* **Given exercise**
Give only the number of lines that include the string "elements".

- - - - - - -

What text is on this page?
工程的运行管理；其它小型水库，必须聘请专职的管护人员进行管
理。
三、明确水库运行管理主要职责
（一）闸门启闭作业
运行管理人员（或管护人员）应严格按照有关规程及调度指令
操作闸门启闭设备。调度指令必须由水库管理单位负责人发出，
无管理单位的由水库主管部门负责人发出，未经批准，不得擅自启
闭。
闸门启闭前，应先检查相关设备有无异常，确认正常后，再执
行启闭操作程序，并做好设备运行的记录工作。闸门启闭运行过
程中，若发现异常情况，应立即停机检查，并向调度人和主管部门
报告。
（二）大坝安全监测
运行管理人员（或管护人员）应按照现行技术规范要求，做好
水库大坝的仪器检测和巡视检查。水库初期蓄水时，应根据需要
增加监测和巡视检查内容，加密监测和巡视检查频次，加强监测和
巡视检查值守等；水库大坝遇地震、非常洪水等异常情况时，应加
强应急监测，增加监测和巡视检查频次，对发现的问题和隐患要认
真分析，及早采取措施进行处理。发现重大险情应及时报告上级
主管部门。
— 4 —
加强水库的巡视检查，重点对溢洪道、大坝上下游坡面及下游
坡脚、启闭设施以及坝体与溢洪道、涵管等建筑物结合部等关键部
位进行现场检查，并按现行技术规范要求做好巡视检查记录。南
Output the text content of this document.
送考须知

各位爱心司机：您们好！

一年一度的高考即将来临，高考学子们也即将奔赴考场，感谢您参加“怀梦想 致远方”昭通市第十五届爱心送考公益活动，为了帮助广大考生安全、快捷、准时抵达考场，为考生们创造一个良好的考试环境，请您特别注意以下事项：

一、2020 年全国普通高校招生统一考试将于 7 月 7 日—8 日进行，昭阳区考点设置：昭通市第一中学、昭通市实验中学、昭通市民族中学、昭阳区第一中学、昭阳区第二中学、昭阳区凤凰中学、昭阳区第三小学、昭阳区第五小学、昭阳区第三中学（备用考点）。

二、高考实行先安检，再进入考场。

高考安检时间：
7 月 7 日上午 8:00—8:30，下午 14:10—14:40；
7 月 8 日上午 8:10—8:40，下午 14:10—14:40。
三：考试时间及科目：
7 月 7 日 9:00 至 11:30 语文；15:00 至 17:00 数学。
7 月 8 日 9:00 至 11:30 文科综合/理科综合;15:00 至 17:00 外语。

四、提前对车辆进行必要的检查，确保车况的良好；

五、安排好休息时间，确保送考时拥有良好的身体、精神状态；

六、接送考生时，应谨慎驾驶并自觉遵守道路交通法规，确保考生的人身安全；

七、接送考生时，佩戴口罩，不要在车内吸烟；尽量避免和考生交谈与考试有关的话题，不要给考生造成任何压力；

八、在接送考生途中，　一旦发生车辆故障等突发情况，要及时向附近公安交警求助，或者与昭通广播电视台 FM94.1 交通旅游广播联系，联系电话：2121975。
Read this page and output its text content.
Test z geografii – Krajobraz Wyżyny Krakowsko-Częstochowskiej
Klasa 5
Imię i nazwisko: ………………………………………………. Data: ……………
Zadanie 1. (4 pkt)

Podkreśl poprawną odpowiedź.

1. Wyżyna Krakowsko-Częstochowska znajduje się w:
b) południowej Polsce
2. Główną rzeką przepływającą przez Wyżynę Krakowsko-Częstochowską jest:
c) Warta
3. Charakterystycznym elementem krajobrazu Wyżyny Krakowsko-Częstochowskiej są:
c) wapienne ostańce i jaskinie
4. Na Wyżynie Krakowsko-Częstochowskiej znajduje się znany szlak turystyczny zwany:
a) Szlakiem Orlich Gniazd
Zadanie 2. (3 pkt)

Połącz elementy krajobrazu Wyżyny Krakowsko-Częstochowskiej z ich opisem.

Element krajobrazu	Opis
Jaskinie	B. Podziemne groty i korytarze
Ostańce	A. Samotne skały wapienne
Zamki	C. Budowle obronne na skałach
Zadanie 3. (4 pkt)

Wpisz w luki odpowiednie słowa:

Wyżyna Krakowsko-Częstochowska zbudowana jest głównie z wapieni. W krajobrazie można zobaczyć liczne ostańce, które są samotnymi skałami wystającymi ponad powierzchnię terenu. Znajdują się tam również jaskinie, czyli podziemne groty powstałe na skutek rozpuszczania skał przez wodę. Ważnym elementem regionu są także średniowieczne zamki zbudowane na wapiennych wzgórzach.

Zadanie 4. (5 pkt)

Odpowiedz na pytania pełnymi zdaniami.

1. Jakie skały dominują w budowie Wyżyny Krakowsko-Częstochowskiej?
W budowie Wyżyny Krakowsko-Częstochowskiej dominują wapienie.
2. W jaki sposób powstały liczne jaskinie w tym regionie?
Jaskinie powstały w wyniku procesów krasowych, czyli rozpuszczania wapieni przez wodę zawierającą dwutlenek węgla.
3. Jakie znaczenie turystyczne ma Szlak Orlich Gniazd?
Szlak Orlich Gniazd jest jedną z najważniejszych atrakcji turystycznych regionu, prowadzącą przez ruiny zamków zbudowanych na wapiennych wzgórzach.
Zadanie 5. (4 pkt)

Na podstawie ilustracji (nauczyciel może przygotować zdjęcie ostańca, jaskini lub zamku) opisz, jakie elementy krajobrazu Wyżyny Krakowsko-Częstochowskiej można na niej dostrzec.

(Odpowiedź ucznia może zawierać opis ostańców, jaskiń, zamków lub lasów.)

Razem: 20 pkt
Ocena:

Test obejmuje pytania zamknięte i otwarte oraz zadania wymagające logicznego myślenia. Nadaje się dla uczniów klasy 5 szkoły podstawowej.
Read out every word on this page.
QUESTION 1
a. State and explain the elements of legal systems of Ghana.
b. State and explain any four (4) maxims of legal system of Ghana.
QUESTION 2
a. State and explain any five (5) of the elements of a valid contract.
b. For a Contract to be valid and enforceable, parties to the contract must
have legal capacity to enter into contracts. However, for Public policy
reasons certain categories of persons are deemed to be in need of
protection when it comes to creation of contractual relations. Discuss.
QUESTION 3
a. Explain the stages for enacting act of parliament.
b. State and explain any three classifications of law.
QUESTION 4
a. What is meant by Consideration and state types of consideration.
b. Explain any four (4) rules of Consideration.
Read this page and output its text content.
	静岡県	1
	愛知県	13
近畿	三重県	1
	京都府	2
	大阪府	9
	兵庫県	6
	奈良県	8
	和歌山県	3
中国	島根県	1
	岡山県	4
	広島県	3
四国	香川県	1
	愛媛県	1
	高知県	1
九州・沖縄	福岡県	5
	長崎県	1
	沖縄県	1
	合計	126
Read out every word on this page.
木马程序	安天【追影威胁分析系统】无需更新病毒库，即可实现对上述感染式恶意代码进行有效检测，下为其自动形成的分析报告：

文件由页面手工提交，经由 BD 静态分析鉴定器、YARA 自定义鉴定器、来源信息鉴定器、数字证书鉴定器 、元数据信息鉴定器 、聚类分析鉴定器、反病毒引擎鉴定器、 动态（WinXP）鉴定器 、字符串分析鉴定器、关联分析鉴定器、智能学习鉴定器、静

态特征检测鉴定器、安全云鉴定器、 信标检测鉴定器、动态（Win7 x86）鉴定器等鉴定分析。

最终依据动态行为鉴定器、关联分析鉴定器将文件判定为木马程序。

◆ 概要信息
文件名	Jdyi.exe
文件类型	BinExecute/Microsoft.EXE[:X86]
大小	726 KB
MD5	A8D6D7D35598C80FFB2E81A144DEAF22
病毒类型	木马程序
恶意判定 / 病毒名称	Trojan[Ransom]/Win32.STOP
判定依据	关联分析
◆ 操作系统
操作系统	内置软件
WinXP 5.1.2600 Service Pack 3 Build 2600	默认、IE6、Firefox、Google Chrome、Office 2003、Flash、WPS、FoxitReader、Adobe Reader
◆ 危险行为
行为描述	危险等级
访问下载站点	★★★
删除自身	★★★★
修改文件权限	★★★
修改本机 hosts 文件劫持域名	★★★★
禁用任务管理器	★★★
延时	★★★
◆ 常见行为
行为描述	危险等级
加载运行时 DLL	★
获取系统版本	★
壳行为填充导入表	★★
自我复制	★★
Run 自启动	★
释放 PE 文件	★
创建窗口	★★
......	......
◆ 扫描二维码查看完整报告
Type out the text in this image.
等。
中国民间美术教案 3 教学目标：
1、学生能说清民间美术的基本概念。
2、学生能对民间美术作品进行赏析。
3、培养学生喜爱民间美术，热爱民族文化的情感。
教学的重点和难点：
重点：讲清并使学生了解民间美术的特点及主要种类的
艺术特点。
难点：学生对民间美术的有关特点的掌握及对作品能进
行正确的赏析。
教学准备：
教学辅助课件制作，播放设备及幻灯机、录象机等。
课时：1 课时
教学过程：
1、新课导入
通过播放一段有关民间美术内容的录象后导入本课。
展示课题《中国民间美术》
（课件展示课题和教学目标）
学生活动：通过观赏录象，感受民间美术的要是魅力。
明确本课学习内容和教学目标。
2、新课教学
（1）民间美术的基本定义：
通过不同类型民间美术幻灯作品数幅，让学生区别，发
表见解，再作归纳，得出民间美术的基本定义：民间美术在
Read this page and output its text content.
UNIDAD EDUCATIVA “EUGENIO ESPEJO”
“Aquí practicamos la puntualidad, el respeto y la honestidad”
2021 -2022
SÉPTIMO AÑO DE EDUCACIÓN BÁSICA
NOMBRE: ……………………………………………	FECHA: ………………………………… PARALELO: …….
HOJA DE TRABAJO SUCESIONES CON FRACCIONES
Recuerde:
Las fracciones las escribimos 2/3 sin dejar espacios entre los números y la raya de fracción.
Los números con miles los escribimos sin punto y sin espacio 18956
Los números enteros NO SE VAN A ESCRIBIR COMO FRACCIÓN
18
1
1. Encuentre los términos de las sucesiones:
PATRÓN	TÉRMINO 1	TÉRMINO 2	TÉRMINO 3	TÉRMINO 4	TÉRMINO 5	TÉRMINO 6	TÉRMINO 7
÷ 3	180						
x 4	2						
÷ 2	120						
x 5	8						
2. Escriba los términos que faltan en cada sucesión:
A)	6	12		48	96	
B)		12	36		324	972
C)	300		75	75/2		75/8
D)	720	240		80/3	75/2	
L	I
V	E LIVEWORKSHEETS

- - - - - - -

* **Task response**
2